Start of Information supplied

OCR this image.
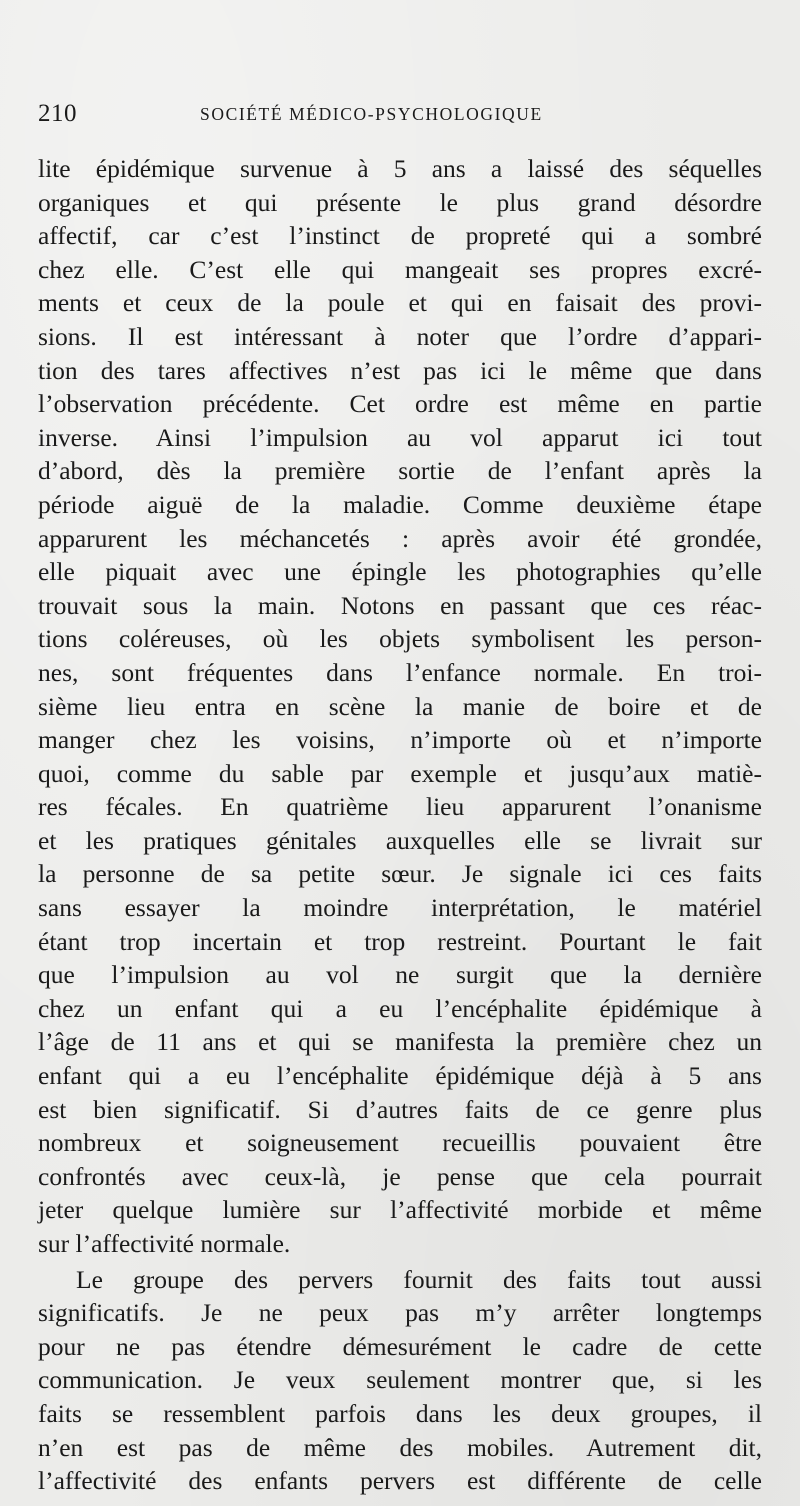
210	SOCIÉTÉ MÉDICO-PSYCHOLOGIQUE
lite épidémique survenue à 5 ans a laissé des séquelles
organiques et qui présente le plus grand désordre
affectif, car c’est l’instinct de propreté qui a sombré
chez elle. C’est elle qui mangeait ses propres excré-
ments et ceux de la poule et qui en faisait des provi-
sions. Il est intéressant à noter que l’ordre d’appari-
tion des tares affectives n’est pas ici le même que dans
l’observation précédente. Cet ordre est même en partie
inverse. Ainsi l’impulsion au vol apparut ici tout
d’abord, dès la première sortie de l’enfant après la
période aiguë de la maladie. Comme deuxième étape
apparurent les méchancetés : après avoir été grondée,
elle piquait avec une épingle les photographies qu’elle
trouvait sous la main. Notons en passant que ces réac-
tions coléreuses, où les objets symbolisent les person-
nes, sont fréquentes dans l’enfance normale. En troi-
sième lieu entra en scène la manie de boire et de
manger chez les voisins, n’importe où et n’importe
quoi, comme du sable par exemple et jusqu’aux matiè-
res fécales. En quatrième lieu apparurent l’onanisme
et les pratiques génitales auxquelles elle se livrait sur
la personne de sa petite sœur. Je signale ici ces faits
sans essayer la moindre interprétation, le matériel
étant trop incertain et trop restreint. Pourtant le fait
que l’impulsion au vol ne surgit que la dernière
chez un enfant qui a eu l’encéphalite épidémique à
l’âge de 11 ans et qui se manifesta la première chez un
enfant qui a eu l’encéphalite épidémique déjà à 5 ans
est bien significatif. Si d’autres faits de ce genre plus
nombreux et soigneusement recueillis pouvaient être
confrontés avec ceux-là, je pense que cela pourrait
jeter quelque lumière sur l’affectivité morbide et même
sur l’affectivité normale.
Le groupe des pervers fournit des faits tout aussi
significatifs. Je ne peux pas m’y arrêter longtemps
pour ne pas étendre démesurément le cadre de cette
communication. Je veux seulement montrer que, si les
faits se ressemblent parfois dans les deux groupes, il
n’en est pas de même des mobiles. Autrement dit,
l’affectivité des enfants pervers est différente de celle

End of Information supplied
Start of Information supplied

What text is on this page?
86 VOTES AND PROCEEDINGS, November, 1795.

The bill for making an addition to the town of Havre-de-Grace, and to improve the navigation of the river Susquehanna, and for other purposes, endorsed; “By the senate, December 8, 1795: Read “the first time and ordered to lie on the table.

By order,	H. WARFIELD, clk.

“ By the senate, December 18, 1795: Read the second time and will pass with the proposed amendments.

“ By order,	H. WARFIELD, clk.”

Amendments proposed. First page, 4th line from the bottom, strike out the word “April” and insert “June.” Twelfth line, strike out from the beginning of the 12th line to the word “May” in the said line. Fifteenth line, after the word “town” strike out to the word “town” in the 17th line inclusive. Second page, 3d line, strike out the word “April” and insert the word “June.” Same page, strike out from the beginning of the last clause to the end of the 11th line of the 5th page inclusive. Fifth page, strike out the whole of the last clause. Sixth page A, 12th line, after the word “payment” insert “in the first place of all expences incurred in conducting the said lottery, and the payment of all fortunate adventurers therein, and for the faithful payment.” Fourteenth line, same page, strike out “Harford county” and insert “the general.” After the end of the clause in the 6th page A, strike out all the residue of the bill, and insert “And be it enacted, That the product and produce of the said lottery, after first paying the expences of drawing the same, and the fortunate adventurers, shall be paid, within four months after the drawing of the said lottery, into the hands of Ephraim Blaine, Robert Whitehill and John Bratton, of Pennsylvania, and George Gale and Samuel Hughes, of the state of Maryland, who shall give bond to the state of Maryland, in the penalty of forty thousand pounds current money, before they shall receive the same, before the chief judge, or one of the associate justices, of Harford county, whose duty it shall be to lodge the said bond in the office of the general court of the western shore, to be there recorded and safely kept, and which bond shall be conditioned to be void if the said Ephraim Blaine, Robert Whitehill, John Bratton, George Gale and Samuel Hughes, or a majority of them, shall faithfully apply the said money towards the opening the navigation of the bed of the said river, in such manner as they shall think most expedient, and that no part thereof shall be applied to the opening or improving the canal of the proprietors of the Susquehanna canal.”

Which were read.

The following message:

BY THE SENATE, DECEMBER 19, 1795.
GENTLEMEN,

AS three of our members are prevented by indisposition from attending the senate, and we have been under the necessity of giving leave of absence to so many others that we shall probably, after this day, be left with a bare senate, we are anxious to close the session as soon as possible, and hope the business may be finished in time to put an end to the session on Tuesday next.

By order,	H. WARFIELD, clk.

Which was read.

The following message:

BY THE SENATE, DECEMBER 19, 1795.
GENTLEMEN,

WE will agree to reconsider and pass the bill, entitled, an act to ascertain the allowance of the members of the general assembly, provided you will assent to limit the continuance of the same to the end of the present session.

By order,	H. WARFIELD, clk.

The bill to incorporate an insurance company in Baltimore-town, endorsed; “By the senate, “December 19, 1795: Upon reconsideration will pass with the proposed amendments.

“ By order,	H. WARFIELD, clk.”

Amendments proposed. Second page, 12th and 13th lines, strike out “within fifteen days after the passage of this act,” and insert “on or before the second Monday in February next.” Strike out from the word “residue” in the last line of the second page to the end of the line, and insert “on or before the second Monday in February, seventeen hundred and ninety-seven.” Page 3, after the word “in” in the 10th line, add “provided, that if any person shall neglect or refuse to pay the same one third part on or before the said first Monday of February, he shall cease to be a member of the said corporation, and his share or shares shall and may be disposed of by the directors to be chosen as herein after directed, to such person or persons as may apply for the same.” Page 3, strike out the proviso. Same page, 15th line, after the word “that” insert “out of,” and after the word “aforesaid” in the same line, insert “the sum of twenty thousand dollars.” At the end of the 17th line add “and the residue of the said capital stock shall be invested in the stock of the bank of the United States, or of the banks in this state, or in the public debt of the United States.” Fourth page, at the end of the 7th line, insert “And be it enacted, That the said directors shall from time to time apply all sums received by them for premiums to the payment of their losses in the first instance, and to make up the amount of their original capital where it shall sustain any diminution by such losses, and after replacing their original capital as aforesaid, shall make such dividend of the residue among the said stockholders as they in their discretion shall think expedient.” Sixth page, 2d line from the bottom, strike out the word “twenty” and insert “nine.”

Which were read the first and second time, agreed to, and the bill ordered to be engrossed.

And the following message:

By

End of Information supplied

Exercise objective: Write out every line of the entries that holds the word "dans".

Result of this exercise:
tion des tares affectives n’est pas ici le même que dans
nes, sont fréquentes dans l’enfance normale. En troi-
faits se ressemblent parfois dans les deux groupes, il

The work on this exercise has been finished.